▶

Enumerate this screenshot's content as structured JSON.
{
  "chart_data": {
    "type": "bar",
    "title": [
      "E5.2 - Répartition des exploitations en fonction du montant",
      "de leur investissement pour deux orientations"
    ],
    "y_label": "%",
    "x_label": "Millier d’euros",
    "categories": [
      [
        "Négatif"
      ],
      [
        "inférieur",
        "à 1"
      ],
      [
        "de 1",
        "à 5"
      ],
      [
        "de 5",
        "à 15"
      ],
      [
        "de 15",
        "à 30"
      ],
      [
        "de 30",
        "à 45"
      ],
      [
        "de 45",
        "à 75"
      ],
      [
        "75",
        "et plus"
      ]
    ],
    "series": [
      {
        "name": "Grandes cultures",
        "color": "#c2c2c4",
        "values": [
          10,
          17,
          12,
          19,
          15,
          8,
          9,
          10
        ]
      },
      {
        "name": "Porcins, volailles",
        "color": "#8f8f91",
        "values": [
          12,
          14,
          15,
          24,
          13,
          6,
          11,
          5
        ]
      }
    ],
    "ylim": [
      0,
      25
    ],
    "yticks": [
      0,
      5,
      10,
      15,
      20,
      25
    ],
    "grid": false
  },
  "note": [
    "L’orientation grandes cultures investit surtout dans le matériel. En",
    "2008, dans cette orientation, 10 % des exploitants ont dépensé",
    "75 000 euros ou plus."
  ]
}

◀

GIVEN TASK.
Repeat every entry exactly, please.

TASK RESPONSE.
Enumerate this screenshot's content as structured JSON.
{
  "chart_data": {
    "type": "bar",
    "title": [
      "E5.2 - Répartition des exploitations en fonction du montant",
      "de leur investissement pour deux orientations"
    ],
    "y_label": "%",
    "x_label": "Millier d’euros",
    "categories": [
      [
        "Négatif"
      ],
      [
        "inférieur",
        "à 1"
      ],
      [
        "de 1",
        "à 5"
      ],
      [
        "de 5",
        "à 15"
      ],
      [
        "de 15",
        "à 30"
      ],
      [
        "de 30",
        "à 45"
      ],
      [
        "de 45",
        "à 75"
      ],
      [
        "75",
        "et plus"
      ]
    ],
    "series": [
      {
        "name": "Grandes cultures",
        "color": "#c2c2c4",
        "values": [
          10,
          17,
          12,
          19,
          15,
          8,
          9,
          10
        ]
      },
      {
        "name": "Porcins, volailles",
        "color": "#8f8f91",
        "values": [
          12,
          14,
          15,
          24,
          13,
          6,
          11,
          5
        ]
      }
    ],
    "ylim": [
      0,
      25
    ],
    "yticks": [
      0,
      5,
      10,
      15,
      20,
      25
    ],
    "grid": false
  },
  "note": [
    "L’orientation grandes cultures investit surtout dans le matériel. En",
    "2008, dans cette orientation, 10 % des exploitants ont dépensé",
    "75 000 euros ou plus."
  ]
}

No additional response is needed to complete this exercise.